■ The task ■
Transcribe the listing in full, excluding any pictures.

■ Record set ■

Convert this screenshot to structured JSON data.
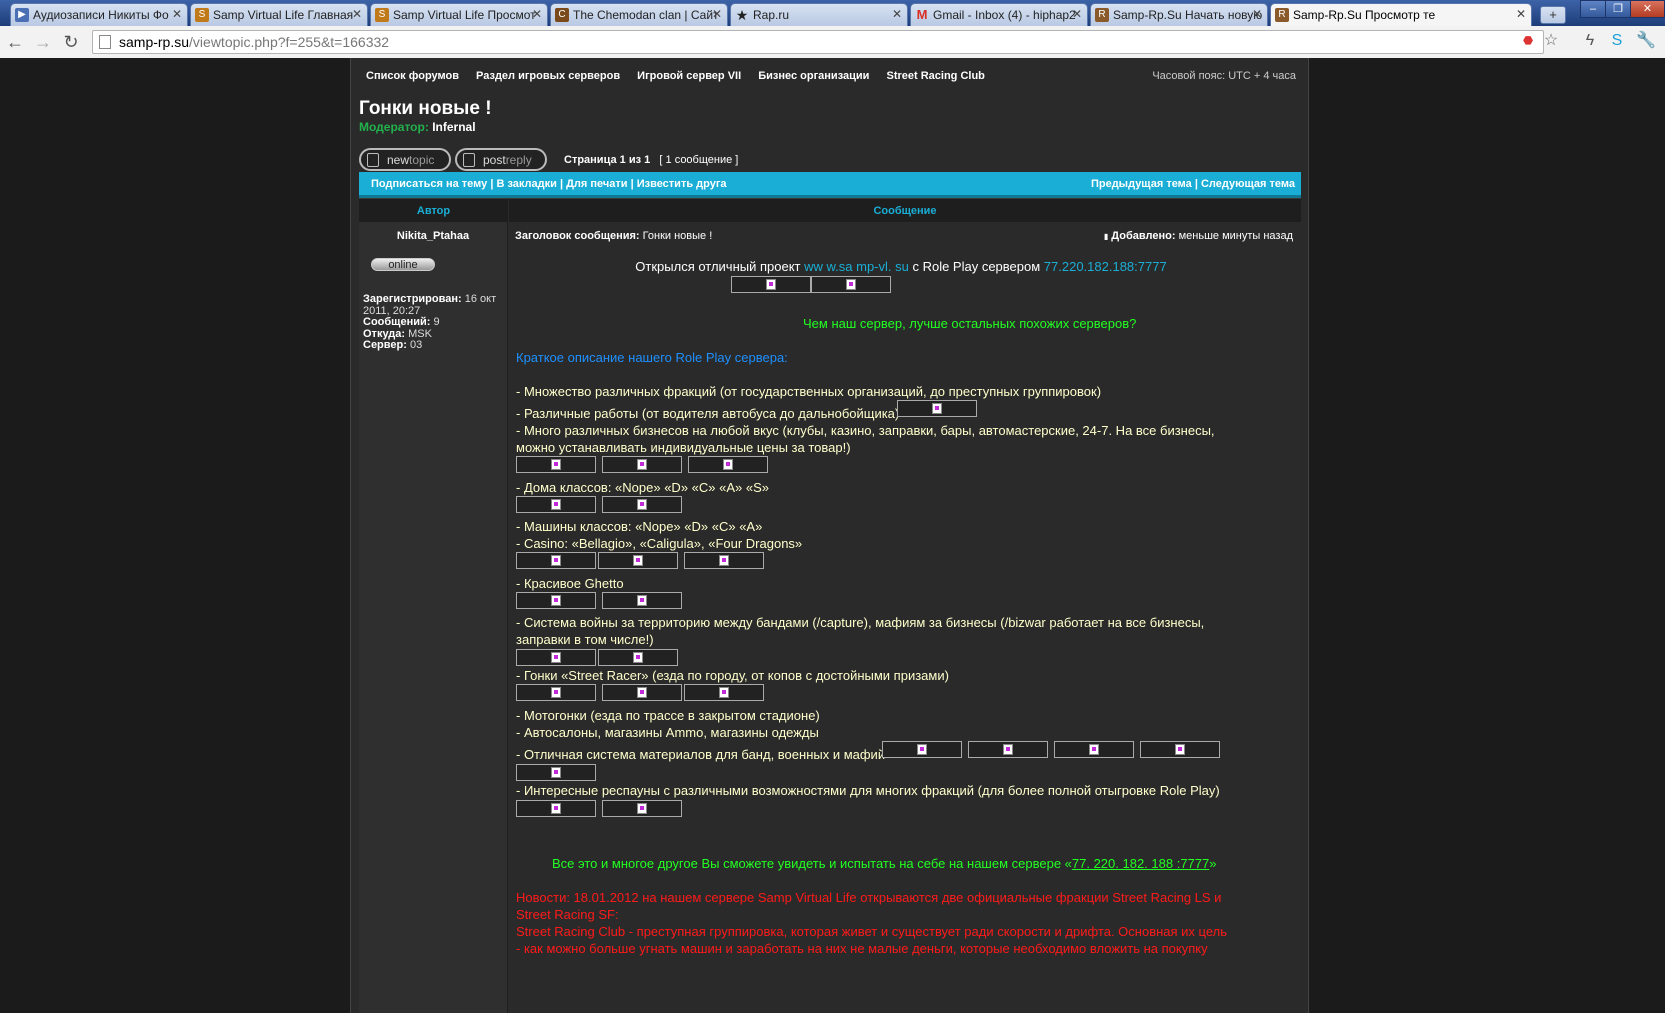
{
  "browser": {
    "tabs": [
      {
        "title": "Аудиозаписи Никиты Фо",
        "icon": "play-icon",
        "color": "#4a6fb5"
      },
      {
        "title": "Samp Virtual Life Главная",
        "icon": "samp-icon",
        "color": "#c07a1a"
      },
      {
        "title": "Samp Virtual Life Просмот",
        "icon": "samp-icon",
        "color": "#c07a1a"
      },
      {
        "title": "The Chemodan clan | Сайт",
        "icon": "suitcase-icon",
        "color": "#7a4a1a"
      },
      {
        "title": "Rap.ru",
        "icon": "star-icon",
        "color": "#222222"
      },
      {
        "title": "Gmail - Inbox (4) - hiphap2",
        "icon": "gmail-icon",
        "color": "#d93025"
      },
      {
        "title": "Samp-Rp.Su Начать новую",
        "icon": "samp-rp-icon",
        "color": "#8a5a2a"
      },
      {
        "title": "Samp-Rp.Su Просмотр те",
        "icon": "samp-rp-icon",
        "color": "#8a5a2a"
      }
    ],
    "address": {
      "host": "samp-rp.su",
      "path": "/viewtopic.php?f=255&t=166332"
    }
  },
  "forum": {
    "breadcrumbs": [
      "Список форумов",
      "Раздел игровых серверов",
      "Игровой сервер VII",
      "Бизнес организации",
      "Street Racing Club"
    ],
    "timezone": "Часовой пояс: UTC + 4 часа",
    "topic_title": "Гонки новые !",
    "moderator_label": "Модератор:",
    "moderator": "Infernal",
    "buttons": {
      "newtopic_a": "new",
      "newtopic_b": "topic",
      "postreply_a": "post",
      "postreply_b": "reply"
    },
    "pagination": {
      "page": "Страница 1 из 1",
      "count": "[ 1 сообщение ]"
    },
    "actions_left": "Подписаться на тему | В закладки | Для печати | Известить друга",
    "actions_right": "Предыдущая тема | Следующая тема",
    "col_author": "Автор",
    "col_message": "Сообщение"
  },
  "author": {
    "name": "Nikita_Ptahaa",
    "status": "online",
    "registered_label": "Зарегистрирован:",
    "registered": "16 окт 2011, 20:27",
    "posts_label": "Сообщений:",
    "posts": "9",
    "from_label": "Откуда:",
    "from": "MSK",
    "server_label": "Сервер:",
    "server": "03"
  },
  "post": {
    "subject_label": "Заголовок сообщения:",
    "subject": "Гонки новые !",
    "posted_label": "Добавлено:",
    "posted": "меньше минуты назад",
    "intro_a": "Открылся отличный проект ",
    "intro_link": "ww w.sa mp-vl. su",
    "intro_b": " с Role Play сервером ",
    "intro_ip": "77.220.182.188:7777",
    "why": "Чем наш сервер, лучше остальных похожих серверов?",
    "desc_heading": "Краткое описание нашего Role Play сервера:",
    "items": [
      "- Множество различных фракций (от государственных организаций, до преступных группировок)",
      "- Различные работы (от водителя автобуса до дальнобойщика)",
      "- Много различных бизнесов на любой вкус (клубы, казино, заправки, бары, автомастерские, 24-7. На все бизнесы,",
      "можно устанавливать индивидуальные цены за товар!)",
      "- Дома классов: «Nope» «D» «C» «A» «S»",
      "- Машины классов: «Nope» «D» «C» «A»",
      "- Casino: «Bellagio», «Caligula», «Four Dragons»",
      "- Красивое Ghetto",
      "- Система войны за территорию между бандами (/capture), мафиям за бизнесы (/bizwar работает на все бизнесы,",
      "заправки в том числе!)",
      "- Гонки «Street Racer» (езда по городу, от копов с достойными призами)",
      "- Мотогонки (езда по трассе в закрытом стадионе)",
      "- Автосалоны, магазины Ammo, магазины одежды",
      "- Отличная система материалов для банд, военных и мафий",
      "- Интересные респауны с различными возможностями для многих фракций (для более полной отыгровке Role Play)"
    ],
    "outro_a": "Все это и многое другое Вы сможете увидеть и испытать на себе на нашем сервере «",
    "outro_ip": "77. 220. 182. 188 :7777",
    "outro_b": "»",
    "news_1": "Новости: 18.01.2012 на нашем сервере Samp Virtual Life открываются две официальные фракции Street Racing LS и",
    "news_2": "Street Racing SF:",
    "news_3": "Street Racing Club - преступная группировка, которая живет и существует ради скорости и дрифта. Основная их цель",
    "news_4": "- как можно больше угнать машин и заработать на них не малые деньги, которые необходимо вложить на покупку"
  }
}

■ Written solution ■
Convert this screenshot to structured JSON data.
{
  "browser": {
    "tabs": [
      {
        "title": "Аудиозаписи Никиты Фо",
        "icon": "play-icon",
        "color": "#4a6fb5"
      },
      {
        "title": "Samp Virtual Life Главная",
        "icon": "samp-icon",
        "color": "#c07a1a"
      },
      {
        "title": "Samp Virtual Life Просмот",
        "icon": "samp-icon",
        "color": "#c07a1a"
      },
      {
        "title": "The Chemodan clan | Сайт",
        "icon": "suitcase-icon",
        "color": "#7a4a1a"
      },
      {
        "title": "Rap.ru",
        "icon": "star-icon",
        "color": "#222222"
      },
      {
        "title": "Gmail - Inbox (4) - hiphap2",
        "icon": "gmail-icon",
        "color": "#d93025"
      },
      {
        "title": "Samp-Rp.Su Начать новую",
        "icon": "samp-rp-icon",
        "color": "#8a5a2a"
      },
      {
        "title": "Samp-Rp.Su Просмотр те",
        "icon": "samp-rp-icon",
        "color": "#8a5a2a"
      }
    ],
    "address": {
      "host": "samp-rp.su",
      "path": "/viewtopic.php?f=255&t=166332"
    }
  },
  "forum": {
    "breadcrumbs": [
      "Список форумов",
      "Раздел игровых серверов",
      "Игровой сервер VII",
      "Бизнес организации",
      "Street Racing Club"
    ],
    "timezone": "Часовой пояс: UTC + 4 часа",
    "topic_title": "Гонки новые !",
    "moderator_label": "Модератор:",
    "moderator": "Infernal",
    "buttons": {
      "newtopic_a": "new",
      "newtopic_b": "topic",
      "postreply_a": "post",
      "postreply_b": "reply"
    },
    "pagination": {
      "page": "Страница 1 из 1",
      "count": "[ 1 сообщение ]"
    },
    "actions_left": "Подписаться на тему | В закладки | Для печати | Известить друга",
    "actions_right": "Предыдущая тема | Следующая тема",
    "col_author": "Автор",
    "col_message": "Сообщение"
  },
  "author": {
    "name": "Nikita_Ptahaa",
    "status": "online",
    "registered_label": "Зарегистрирован:",
    "registered": "16 окт 2011, 20:27",
    "posts_label": "Сообщений:",
    "posts": "9",
    "from_label": "Откуда:",
    "from": "MSK",
    "server_label": "Сервер:",
    "server": "03"
  },
  "post": {
    "subject_label": "Заголовок сообщения:",
    "subject": "Гонки новые !",
    "posted_label": "Добавлено:",
    "posted": "меньше минуты назад",
    "intro_a": "Открылся отличный проект ",
    "intro_link": "ww w.sa mp-vl. su",
    "intro_b": " с Role Play сервером ",
    "intro_ip": "77.220.182.188:7777",
    "why": "Чем наш сервер, лучше остальных похожих серверов?",
    "desc_heading": "Краткое описание нашего Role Play сервера:",
    "items": [
      "- Множество различных фракций (от государственных организаций, до преступных группировок)",
      "- Различные работы (от водителя автобуса до дальнобойщика)",
      "- Много различных бизнесов на любой вкус (клубы, казино, заправки, бары, автомастерские, 24-7. На все бизнесы,",
      "можно устанавливать индивидуальные цены за товар!)",
      "- Дома классов: «Nope» «D» «C» «A» «S»",
      "- Машины классов: «Nope» «D» «C» «A»",
      "- Casino: «Bellagio», «Caligula», «Four Dragons»",
      "- Красивое Ghetto",
      "- Система войны за территорию между бандами (/capture), мафиям за бизнесы (/bizwar работает на все бизнесы,",
      "заправки в том числе!)",
      "- Гонки «Street Racer» (езда по городу, от копов с достойными призами)",
      "- Мотогонки (езда по трассе в закрытом стадионе)",
      "- Автосалоны, магазины Ammo, магазины одежды",
      "- Отличная система материалов для банд, военных и мафий",
      "- Интересные респауны с различными возможностями для многих фракций (для более полной отыгровке Role Play)"
    ],
    "outro_a": "Все это и многое другое Вы сможете увидеть и испытать на себе на нашем сервере «",
    "outro_ip": "77. 220. 182. 188 :7777",
    "outro_b": "»",
    "news_1": "Новости: 18.01.2012 на нашем сервере Samp Virtual Life открываются две официальные фракции Street Racing LS и",
    "news_2": "Street Racing SF:",
    "news_3": "Street Racing Club - преступная группировка, которая живет и существует ради скорости и дрифта. Основная их цель",
    "news_4": "- как можно больше угнать машин и заработать на них не малые деньги, которые необходимо вложить на покупку"
  }
}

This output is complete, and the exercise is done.